→ INSTRUCTIONS FOR THE TASK: Send back the records in full, character for character.

[Items listed in a dataset]
☆ ☆ ☆ ☆ ☆ ☆ ☆
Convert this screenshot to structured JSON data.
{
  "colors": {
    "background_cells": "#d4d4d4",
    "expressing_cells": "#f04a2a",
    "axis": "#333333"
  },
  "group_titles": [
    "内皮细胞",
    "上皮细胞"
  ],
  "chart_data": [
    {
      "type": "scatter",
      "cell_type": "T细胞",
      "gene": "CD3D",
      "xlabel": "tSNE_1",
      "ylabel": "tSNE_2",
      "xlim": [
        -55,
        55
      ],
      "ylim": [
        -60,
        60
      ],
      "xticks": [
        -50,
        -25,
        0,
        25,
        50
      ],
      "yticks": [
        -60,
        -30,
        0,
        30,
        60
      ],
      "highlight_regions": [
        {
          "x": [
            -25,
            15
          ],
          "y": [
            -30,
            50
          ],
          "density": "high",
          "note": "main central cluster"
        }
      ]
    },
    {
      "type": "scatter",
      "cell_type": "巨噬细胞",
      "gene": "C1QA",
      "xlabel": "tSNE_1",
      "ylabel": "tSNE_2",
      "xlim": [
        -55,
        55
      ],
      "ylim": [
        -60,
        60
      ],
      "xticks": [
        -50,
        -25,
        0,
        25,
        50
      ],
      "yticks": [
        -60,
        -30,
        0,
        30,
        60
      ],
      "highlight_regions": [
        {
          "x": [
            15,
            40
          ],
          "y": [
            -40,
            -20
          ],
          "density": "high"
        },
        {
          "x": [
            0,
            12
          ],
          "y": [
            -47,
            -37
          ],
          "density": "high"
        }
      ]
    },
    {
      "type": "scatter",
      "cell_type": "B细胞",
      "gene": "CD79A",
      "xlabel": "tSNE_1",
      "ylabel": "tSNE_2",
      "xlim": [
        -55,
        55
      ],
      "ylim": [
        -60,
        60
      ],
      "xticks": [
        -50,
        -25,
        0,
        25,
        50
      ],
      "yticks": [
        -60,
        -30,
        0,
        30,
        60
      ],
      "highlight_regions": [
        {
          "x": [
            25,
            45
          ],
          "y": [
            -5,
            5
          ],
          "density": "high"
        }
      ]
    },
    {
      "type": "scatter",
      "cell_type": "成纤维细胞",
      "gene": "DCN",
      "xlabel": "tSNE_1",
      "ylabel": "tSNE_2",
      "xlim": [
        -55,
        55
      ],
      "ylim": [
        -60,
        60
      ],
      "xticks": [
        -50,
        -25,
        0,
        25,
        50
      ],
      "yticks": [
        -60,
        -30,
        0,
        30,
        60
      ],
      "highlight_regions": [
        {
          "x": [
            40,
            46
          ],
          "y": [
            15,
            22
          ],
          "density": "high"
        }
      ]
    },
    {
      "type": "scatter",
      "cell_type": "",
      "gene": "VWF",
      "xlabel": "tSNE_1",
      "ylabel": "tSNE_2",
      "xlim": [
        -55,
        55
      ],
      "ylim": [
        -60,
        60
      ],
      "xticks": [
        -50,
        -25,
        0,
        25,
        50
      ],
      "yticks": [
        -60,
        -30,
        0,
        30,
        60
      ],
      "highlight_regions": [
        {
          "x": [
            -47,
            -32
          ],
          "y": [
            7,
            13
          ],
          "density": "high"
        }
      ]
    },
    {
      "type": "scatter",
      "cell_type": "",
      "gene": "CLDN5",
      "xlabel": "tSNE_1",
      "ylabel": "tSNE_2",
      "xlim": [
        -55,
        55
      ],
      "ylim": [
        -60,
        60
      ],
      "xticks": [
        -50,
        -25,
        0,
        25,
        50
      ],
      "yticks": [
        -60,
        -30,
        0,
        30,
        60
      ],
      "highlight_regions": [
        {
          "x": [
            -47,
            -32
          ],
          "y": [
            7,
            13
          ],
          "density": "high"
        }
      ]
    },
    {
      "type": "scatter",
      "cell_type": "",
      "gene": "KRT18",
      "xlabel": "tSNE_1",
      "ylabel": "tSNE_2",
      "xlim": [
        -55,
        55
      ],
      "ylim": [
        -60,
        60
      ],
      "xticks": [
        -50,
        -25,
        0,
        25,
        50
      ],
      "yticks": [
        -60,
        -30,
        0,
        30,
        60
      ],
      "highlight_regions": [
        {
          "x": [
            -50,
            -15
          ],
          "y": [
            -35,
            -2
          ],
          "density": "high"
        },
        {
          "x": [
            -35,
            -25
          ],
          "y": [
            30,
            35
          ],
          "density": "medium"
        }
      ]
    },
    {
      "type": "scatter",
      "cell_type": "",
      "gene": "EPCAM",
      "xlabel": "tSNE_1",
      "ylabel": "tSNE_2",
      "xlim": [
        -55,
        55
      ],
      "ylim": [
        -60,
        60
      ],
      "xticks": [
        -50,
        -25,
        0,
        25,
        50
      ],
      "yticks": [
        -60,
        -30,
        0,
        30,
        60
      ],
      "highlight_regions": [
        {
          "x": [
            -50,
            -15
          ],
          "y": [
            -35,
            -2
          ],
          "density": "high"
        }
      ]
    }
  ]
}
☆ ☆ ☆ ☆ ☆ ☆ ☆
→ TASK SOLUTION:
Convert this screenshot to structured JSON data.
{
  "colors": {
    "background_cells": "#d4d4d4",
    "expressing_cells": "#f04a2a",
    "axis": "#333333"
  },
  "group_titles": [
    "内皮细胞",
    "上皮细胞"
  ],
  "chart_data": [
    {
      "type": "scatter",
      "cell_type": "T细胞",
      "gene": "CD3D",
      "xlabel": "tSNE_1",
      "ylabel": "tSNE_2",
      "xlim": [
        -55,
        55
      ],
      "ylim": [
        -60,
        60
      ],
      "xticks": [
        -50,
        -25,
        0,
        25,
        50
      ],
      "yticks": [
        -60,
        -30,
        0,
        30,
        60
      ],
      "highlight_regions": [
        {
          "x": [
            -25,
            15
          ],
          "y": [
            -30,
            50
          ],
          "density": "high",
          "note": "main central cluster"
        }
      ]
    },
    {
      "type": "scatter",
      "cell_type": "巨噬细胞",
      "gene": "C1QA",
      "xlabel": "tSNE_1",
      "ylabel": "tSNE_2",
      "xlim": [
        -55,
        55
      ],
      "ylim": [
        -60,
        60
      ],
      "xticks": [
        -50,
        -25,
        0,
        25,
        50
      ],
      "yticks": [
        -60,
        -30,
        0,
        30,
        60
      ],
      "highlight_regions": [
        {
          "x": [
            15,
            40
          ],
          "y": [
            -40,
            -20
          ],
          "density": "high"
        },
        {
          "x": [
            0,
            12
          ],
          "y": [
            -47,
            -37
          ],
          "density": "high"
        }
      ]
    },
    {
      "type": "scatter",
      "cell_type": "B细胞",
      "gene": "CD79A",
      "xlabel": "tSNE_1",
      "ylabel": "tSNE_2",
      "xlim": [
        -55,
        55
      ],
      "ylim": [
        -60,
        60
      ],
      "xticks": [
        -50,
        -25,
        0,
        25,
        50
      ],
      "yticks": [
        -60,
        -30,
        0,
        30,
        60
      ],
      "highlight_regions": [
        {
          "x": [
            25,
            45
          ],
          "y": [
            -5,
            5
          ],
          "density": "high"
        }
      ]
    },
    {
      "type": "scatter",
      "cell_type": "成纤维细胞",
      "gene": "DCN",
      "xlabel": "tSNE_1",
      "ylabel": "tSNE_2",
      "xlim": [
        -55,
        55
      ],
      "ylim": [
        -60,
        60
      ],
      "xticks": [
        -50,
        -25,
        0,
        25,
        50
      ],
      "yticks": [
        -60,
        -30,
        0,
        30,
        60
      ],
      "highlight_regions": [
        {
          "x": [
            40,
            46
          ],
          "y": [
            15,
            22
          ],
          "density": "high"
        }
      ]
    },
    {
      "type": "scatter",
      "cell_type": "",
      "gene": "VWF",
      "xlabel": "tSNE_1",
      "ylabel": "tSNE_2",
      "xlim": [
        -55,
        55
      ],
      "ylim": [
        -60,
        60
      ],
      "xticks": [
        -50,
        -25,
        0,
        25,
        50
      ],
      "yticks": [
        -60,
        -30,
        0,
        30,
        60
      ],
      "highlight_regions": [
        {
          "x": [
            -47,
            -32
          ],
          "y": [
            7,
            13
          ],
          "density": "high"
        }
      ]
    },
    {
      "type": "scatter",
      "cell_type": "",
      "gene": "CLDN5",
      "xlabel": "tSNE_1",
      "ylabel": "tSNE_2",
      "xlim": [
        -55,
        55
      ],
      "ylim": [
        -60,
        60
      ],
      "xticks": [
        -50,
        -25,
        0,
        25,
        50
      ],
      "yticks": [
        -60,
        -30,
        0,
        30,
        60
      ],
      "highlight_regions": [
        {
          "x": [
            -47,
            -32
          ],
          "y": [
            7,
            13
          ],
          "density": "high"
        }
      ]
    },
    {
      "type": "scatter",
      "cell_type": "",
      "gene": "KRT18",
      "xlabel": "tSNE_1",
      "ylabel": "tSNE_2",
      "xlim": [
        -55,
        55
      ],
      "ylim": [
        -60,
        60
      ],
      "xticks": [
        -50,
        -25,
        0,
        25,
        50
      ],
      "yticks": [
        -60,
        -30,
        0,
        30,
        60
      ],
      "highlight_regions": [
        {
          "x": [
            -50,
            -15
          ],
          "y": [
            -35,
            -2
          ],
          "density": "high"
        },
        {
          "x": [
            -35,
            -25
          ],
          "y": [
            30,
            35
          ],
          "density": "medium"
        }
      ]
    },
    {
      "type": "scatter",
      "cell_type": "",
      "gene": "EPCAM",
      "xlabel": "tSNE_1",
      "ylabel": "tSNE_2",
      "xlim": [
        -55,
        55
      ],
      "ylim": [
        -60,
        60
      ],
      "xticks": [
        -50,
        -25,
        0,
        25,
        50
      ],
      "yticks": [
        -60,
        -30,
        0,
        30,
        60
      ],
      "highlight_regions": [
        {
          "x": [
            -50,
            -15
          ],
          "y": [
            -35,
            -2
          ],
          "density": "high"
        }
      ]
    }
  ]
}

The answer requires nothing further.